= Exercise goal =
Scan the data. Collect each line that contains the word "Both".
## start
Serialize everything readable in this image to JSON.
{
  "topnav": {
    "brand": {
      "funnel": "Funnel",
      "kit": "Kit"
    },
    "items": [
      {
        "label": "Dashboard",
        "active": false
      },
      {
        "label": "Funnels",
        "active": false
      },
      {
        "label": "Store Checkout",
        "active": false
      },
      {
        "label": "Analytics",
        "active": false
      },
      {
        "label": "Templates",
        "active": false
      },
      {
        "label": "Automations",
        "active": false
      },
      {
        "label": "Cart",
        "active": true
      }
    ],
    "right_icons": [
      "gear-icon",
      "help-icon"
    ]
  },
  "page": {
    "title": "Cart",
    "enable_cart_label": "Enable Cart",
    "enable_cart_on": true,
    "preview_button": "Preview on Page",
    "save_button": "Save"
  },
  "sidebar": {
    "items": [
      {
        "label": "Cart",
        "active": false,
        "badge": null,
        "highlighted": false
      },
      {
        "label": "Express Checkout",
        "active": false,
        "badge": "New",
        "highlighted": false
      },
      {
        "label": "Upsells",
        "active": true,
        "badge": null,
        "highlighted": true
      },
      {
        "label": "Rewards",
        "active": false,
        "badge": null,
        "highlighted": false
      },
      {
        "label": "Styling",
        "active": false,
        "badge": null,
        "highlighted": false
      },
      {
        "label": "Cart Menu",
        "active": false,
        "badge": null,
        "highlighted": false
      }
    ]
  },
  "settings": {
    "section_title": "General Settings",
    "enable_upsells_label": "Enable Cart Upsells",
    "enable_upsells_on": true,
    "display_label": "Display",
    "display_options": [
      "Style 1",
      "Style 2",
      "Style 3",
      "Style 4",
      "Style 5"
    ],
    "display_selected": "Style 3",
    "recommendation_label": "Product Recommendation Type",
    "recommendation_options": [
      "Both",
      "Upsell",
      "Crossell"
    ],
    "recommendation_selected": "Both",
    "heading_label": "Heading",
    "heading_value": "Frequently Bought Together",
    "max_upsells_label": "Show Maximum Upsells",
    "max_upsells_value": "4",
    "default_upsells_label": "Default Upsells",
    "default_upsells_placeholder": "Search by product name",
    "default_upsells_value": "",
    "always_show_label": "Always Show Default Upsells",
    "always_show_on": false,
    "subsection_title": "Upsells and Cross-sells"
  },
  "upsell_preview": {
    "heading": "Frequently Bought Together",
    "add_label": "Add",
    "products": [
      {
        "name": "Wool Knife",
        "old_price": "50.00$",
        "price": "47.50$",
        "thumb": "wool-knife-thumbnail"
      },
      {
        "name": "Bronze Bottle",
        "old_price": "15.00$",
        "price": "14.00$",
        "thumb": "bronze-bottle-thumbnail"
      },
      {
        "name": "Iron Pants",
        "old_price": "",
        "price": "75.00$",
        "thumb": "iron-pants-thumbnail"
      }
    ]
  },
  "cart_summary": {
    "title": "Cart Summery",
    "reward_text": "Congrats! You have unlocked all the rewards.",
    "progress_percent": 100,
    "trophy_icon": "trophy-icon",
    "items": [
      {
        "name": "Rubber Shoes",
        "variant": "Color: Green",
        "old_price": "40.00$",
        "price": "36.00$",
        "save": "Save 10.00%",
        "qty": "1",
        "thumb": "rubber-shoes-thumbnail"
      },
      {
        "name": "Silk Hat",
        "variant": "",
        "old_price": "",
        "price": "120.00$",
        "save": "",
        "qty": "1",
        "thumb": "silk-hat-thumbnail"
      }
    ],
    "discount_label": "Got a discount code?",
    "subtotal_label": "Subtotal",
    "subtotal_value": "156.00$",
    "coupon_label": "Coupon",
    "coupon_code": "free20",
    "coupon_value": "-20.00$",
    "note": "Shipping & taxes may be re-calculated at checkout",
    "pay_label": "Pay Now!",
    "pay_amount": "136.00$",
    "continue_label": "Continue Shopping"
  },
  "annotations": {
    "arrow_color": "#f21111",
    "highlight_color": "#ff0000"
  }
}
## end
= Output below =
      "Both",
    "recommendation_selected": "Both",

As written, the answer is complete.